* Written problem
Each record below should appear again exactly as written.
:: Data supplied ::
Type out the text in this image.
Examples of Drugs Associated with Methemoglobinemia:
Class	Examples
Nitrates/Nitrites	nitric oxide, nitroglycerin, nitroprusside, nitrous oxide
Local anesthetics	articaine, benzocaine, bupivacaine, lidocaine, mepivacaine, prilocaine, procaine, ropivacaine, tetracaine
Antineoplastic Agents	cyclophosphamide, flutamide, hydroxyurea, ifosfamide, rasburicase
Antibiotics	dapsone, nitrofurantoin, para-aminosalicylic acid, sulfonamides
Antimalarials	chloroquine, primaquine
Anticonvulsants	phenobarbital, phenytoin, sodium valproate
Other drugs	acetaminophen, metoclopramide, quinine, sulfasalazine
:::
* Answer to this exercise
Type out the text in this image.
Examples of Drugs Associated with Methemoglobinemia:
Class	Examples
Nitrates/Nitrites	nitric oxide, nitroglycerin, nitroprusside, nitrous oxide
Local anesthetics	articaine, benzocaine, bupivacaine, lidocaine, mepivacaine, prilocaine, procaine, ropivacaine, tetracaine
Antineoplastic Agents	cyclophosphamide, flutamide, hydroxyurea, ifosfamide, rasburicase
Antibiotics	dapsone, nitrofurantoin, para-aminosalicylic acid, sulfonamides
Antimalarials	chloroquine, primaquine
Anticonvulsants	phenobarbital, phenytoin, sodium valproate
Other drugs	acetaminophen, metoclopramide, quinine, sulfasalazine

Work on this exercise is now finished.